**WORK TO BE COMPLETED:**
Reproduce verbatim the stretch of entries from the line containing "Patent image size: (1320, 1084)." through the line containing "The inner wall 408 is at (1113, 573).", both included.

**RECORDS TO PROCESS:**
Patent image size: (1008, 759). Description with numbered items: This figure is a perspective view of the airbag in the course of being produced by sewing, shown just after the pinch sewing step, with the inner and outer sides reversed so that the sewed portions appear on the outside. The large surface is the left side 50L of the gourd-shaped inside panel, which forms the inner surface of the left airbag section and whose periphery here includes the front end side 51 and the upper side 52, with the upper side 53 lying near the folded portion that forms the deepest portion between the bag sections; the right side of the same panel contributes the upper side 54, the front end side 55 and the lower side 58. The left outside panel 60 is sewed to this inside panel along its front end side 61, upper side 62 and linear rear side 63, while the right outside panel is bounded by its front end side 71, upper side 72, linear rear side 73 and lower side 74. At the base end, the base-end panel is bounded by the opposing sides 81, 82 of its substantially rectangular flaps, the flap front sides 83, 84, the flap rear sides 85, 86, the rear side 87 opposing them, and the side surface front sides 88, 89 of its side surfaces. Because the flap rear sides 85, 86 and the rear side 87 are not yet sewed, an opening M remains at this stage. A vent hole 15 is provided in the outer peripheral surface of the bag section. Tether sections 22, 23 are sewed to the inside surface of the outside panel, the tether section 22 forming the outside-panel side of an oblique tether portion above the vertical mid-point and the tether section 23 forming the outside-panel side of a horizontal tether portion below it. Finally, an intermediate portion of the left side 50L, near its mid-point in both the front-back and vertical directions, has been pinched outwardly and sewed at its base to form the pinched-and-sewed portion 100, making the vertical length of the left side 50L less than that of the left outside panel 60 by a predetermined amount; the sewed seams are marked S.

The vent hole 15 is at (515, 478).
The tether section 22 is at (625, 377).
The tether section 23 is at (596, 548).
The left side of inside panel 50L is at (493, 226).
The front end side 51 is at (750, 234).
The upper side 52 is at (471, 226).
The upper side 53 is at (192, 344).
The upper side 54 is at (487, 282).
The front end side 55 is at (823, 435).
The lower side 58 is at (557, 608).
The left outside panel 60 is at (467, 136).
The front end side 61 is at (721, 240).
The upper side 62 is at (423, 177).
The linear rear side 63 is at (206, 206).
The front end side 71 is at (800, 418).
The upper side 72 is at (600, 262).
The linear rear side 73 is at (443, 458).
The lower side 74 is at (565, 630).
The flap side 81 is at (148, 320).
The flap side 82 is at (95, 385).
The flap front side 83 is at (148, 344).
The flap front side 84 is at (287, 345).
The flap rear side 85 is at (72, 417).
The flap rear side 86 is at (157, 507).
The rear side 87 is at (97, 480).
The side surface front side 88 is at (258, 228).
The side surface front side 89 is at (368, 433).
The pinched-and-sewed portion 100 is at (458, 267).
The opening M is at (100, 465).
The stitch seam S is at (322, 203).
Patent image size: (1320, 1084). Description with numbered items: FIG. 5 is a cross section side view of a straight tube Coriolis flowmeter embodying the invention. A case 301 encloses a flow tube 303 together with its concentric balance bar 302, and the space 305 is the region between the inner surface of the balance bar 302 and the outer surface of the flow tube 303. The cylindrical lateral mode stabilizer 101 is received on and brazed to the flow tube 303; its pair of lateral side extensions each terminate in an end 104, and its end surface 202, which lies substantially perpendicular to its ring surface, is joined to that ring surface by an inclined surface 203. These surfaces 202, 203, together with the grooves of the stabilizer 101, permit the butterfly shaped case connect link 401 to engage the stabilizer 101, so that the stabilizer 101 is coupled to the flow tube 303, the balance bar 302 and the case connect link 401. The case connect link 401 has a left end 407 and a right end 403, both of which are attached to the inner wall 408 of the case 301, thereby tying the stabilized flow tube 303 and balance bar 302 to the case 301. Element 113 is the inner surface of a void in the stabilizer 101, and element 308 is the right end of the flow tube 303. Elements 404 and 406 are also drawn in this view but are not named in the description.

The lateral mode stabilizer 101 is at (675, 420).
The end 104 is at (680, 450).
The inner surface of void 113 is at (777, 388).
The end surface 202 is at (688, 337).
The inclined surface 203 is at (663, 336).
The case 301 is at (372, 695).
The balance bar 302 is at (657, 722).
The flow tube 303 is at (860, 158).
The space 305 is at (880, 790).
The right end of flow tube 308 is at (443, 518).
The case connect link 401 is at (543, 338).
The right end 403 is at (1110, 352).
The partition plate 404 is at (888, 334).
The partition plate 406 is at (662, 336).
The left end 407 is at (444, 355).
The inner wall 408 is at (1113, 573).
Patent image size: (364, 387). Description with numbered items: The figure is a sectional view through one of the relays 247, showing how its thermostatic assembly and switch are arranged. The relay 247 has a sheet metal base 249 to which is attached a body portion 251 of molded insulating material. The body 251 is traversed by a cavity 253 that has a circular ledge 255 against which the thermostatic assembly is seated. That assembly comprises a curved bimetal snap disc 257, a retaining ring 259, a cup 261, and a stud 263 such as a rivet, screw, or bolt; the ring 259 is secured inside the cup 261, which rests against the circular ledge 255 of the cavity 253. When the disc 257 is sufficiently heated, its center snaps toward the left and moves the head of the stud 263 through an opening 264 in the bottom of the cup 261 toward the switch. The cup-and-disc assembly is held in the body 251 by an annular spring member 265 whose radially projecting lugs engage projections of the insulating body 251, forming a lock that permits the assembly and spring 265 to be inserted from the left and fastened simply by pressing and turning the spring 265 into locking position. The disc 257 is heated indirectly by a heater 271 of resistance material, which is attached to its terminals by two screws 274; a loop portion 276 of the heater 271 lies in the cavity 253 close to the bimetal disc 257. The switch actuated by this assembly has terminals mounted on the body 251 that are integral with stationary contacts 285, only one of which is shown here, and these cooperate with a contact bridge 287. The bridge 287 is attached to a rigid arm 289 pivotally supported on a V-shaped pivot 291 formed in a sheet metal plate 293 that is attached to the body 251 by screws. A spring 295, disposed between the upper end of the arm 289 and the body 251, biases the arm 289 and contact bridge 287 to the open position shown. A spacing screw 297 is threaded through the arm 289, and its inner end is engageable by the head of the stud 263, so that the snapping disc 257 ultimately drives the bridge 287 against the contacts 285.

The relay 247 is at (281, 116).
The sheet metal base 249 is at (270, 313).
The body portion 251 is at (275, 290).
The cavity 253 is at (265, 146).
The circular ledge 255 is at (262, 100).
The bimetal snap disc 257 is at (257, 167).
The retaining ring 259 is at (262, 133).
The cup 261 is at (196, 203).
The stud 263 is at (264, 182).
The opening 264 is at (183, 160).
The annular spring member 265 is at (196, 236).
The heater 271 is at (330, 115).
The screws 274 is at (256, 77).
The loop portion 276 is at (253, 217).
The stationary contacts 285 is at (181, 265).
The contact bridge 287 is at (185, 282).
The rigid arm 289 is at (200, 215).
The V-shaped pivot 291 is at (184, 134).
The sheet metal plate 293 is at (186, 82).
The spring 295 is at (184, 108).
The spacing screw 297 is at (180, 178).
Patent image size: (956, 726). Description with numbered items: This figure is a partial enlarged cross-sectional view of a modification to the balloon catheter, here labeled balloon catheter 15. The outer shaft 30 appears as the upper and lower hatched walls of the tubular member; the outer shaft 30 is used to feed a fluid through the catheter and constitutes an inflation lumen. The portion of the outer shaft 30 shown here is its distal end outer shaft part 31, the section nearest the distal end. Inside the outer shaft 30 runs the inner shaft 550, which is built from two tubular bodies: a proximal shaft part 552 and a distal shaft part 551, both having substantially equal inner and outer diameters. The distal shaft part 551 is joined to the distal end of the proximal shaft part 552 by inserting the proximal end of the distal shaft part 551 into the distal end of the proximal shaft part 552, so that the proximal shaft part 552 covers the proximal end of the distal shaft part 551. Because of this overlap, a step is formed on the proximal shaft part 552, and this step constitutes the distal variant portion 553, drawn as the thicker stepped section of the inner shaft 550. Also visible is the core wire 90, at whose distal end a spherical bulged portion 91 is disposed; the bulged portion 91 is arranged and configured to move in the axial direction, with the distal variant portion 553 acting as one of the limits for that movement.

**RESULT OF THE TASK:**
Patent image size: (1320, 1084). Description with numbered items: FIG. 5 is a cross section side view of a straight tube Coriolis flowmeter embodying the invention. A case 301 encloses a flow tube 303 together with its concentric balance bar 302, and the space 305 is the region between the inner surface of the balance bar 302 and the outer surface of the flow tube 303. The cylindrical lateral mode stabilizer 101 is received on and brazed to the flow tube 303; its pair of lateral side extensions each terminate in an end 104, and its end surface 202, which lies substantially perpendicular to its ring surface, is joined to that ring surface by an inclined surface 203. These surfaces 202, 203, together with the grooves of the stabilizer 101, permit the butterfly shaped case connect link 401 to engage the stabilizer 101, so that the stabilizer 101 is coupled to the flow tube 303, the balance bar 302 and the case connect link 401. The case connect link 401 has a left end 407 and a right end 403, both of which are attached to the inner wall 408 of the case 301, thereby tying the stabilized flow tube 303 and balance bar 302 to the case 301. Element 113 is the inner surface of a void in the stabilizer 101, and element 308 is the right end of the flow tube 303. Elements 404 and 406 are also drawn in this view but are not named in the description.

The lateral mode stabilizer 101 is at (675, 420).
The end 104 is at (680, 450).
The inner surface of void 113 is at (777, 388).
The end surface 202 is at (688, 337).
The inclined surface 203 is at (663, 336).
The case 301 is at (372, 695).
The balance bar 302 is at (657, 722).
The flow tube 303 is at (860, 158).
The space 305 is at (880, 790).
The right end of flow tube 308 is at (443, 518).
The case connect link 401 is at (543, 338).
The right end 403 is at (1110, 352).
The partition plate 404 is at (888, 334).
The partition plate 406 is at (662, 336).
The left end 407 is at (444, 355).
The inner wall 408 is at (1113, 573).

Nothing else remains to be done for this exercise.